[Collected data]
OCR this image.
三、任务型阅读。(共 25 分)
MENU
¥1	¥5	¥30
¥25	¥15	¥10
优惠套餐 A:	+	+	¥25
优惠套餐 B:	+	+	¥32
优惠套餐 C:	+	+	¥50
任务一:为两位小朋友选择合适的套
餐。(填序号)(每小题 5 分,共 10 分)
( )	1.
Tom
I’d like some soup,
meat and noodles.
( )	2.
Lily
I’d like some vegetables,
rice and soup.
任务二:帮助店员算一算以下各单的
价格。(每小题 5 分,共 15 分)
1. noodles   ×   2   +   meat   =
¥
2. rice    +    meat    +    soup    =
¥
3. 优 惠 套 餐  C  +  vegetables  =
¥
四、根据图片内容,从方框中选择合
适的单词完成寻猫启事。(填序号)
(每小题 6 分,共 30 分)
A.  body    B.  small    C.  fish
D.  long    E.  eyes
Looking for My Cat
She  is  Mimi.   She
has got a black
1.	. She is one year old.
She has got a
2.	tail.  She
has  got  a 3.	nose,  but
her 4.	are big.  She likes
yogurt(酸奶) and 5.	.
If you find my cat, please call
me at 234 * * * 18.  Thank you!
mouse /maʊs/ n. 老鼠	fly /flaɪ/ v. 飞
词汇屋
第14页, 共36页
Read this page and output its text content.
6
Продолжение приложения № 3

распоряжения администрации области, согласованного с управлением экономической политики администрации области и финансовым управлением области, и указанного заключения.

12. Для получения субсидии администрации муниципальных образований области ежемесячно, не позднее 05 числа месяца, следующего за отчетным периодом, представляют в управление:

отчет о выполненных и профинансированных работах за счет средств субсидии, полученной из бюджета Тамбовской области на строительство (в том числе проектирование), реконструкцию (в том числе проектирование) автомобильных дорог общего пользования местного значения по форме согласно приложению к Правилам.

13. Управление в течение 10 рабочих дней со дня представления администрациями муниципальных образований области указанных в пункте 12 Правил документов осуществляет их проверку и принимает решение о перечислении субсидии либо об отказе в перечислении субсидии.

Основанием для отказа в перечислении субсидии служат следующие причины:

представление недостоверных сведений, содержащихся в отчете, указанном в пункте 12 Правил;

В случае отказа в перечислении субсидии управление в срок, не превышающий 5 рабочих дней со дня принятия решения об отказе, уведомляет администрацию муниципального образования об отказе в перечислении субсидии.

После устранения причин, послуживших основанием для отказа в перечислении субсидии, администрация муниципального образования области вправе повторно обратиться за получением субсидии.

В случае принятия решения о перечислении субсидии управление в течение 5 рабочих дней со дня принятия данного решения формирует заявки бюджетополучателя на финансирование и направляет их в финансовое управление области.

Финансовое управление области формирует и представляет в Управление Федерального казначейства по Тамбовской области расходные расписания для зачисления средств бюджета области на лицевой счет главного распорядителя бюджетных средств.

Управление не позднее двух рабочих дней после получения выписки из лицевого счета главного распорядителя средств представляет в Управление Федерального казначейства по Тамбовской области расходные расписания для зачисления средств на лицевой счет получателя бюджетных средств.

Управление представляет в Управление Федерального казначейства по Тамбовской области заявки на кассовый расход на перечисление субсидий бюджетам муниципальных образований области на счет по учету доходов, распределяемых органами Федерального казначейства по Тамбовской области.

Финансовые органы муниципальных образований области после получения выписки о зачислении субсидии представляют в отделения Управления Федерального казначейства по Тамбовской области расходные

Job: Every record above needs to be repeated word for word.

Response:
OCR this image.
三、任务型阅读。(共 25 分)
MENU
¥1	¥5	¥30
¥25	¥15	¥10
优惠套餐 A:	+	+	¥25
优惠套餐 B:	+	+	¥32
优惠套餐 C:	+	+	¥50
任务一:为两位小朋友选择合适的套
餐。(填序号)(每小题 5 分,共 10 分)
( )	1.
Tom
I’d like some soup,
meat and noodles.
( )	2.
Lily
I’d like some vegetables,
rice and soup.
任务二:帮助店员算一算以下各单的
价格。(每小题 5 分,共 15 分)
1. noodles   ×   2   +   meat   =
¥
2. rice    +    meat    +    soup    =
¥
3. 优 惠 套 餐  C  +  vegetables  =
¥
四、根据图片内容,从方框中选择合
适的单词完成寻猫启事。(填序号)
(每小题 6 分,共 30 分)
A.  body    B.  small    C.  fish
D.  long    E.  eyes
Looking for My Cat
She  is  Mimi.   She
has got a black
1.	. She is one year old.
She has got a
2.	tail.  She
has  got  a 3.	nose,  but
her 4.	are big.  She likes
yogurt(酸奶) and 5.	.
If you find my cat, please call
me at 234 * * * 18.  Thank you!
mouse /maʊs/ n. 老鼠	fly /flaɪ/ v. 飞
词汇屋
第14页, 共36页
Read this page and output its text content.
6
Продолжение приложения № 3

распоряжения администрации области, согласованного с управлением экономической политики администрации области и финансовым управлением области, и указанного заключения.

12. Для получения субсидии администрации муниципальных образований области ежемесячно, не позднее 05 числа месяца, следующего за отчетным периодом, представляют в управление:

отчет о выполненных и профинансированных работах за счет средств субсидии, полученной из бюджета Тамбовской области на строительство (в том числе проектирование), реконструкцию (в том числе проектирование) автомобильных дорог общего пользования местного значения по форме согласно приложению к Правилам.

13. Управление в течение 10 рабочих дней со дня представления администрациями муниципальных образований области указанных в пункте 12 Правил документов осуществляет их проверку и принимает решение о перечислении субсидии либо об отказе в перечислении субсидии.

Основанием для отказа в перечислении субсидии служат следующие причины:

представление недостоверных сведений, содержащихся в отчете, указанном в пункте 12 Правил;

В случае отказа в перечислении субсидии управление в срок, не превышающий 5 рабочих дней со дня принятия решения об отказе, уведомляет администрацию муниципального образования об отказе в перечислении субсидии.

После устранения причин, послуживших основанием для отказа в перечислении субсидии, администрация муниципального образования области вправе повторно обратиться за получением субсидии.

В случае принятия решения о перечислении субсидии управление в течение 5 рабочих дней со дня принятия данного решения формирует заявки бюджетополучателя на финансирование и направляет их в финансовое управление области.

Финансовое управление области формирует и представляет в Управление Федерального казначейства по Тамбовской области расходные расписания для зачисления средств бюджета области на лицевой счет главного распорядителя бюджетных средств.

Управление не позднее двух рабочих дней после получения выписки из лицевого счета главного распорядителя средств представляет в Управление Федерального казначейства по Тамбовской области расходные расписания для зачисления средств на лицевой счет получателя бюджетных средств.

Управление представляет в Управление Федерального казначейства по Тамбовской области заявки на кассовый расход на перечисление субсидий бюджетам муниципальных образований области на счет по учету доходов, распределяемых органами Федерального казначейства по Тамбовской области.

Финансовые органы муниципальных образований области после получения выписки о зачислении субсидии представляют в отделения Управления Федерального казначейства по Тамбовской области расходные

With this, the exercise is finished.